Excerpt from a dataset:
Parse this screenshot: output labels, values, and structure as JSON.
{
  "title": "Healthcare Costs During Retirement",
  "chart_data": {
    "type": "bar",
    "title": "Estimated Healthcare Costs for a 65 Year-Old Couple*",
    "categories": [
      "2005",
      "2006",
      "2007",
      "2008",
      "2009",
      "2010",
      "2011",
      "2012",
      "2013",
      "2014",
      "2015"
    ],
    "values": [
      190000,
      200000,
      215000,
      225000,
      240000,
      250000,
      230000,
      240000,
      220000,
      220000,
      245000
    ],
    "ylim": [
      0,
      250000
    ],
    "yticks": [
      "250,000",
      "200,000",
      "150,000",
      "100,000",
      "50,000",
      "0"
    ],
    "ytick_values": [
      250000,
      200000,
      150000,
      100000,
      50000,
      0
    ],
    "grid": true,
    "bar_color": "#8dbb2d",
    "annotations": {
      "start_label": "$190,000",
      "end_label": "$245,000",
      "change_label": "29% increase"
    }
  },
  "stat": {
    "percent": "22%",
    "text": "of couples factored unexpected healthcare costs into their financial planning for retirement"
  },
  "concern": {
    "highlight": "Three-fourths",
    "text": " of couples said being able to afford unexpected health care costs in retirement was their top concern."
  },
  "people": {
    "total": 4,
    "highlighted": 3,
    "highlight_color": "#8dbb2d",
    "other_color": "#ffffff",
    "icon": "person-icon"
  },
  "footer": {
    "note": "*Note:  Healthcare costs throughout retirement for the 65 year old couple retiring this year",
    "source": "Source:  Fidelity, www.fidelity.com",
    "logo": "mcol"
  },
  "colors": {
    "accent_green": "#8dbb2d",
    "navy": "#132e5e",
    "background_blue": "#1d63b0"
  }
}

## DIRECTION
Return all the lines that contain the string "their".

## THE ANSWER
    "text": "of couples factored unexpected healthcare costs into their financial planning for retirement"
    "text": " of couples said being able to afford unexpected health care costs in retirement was their top concern."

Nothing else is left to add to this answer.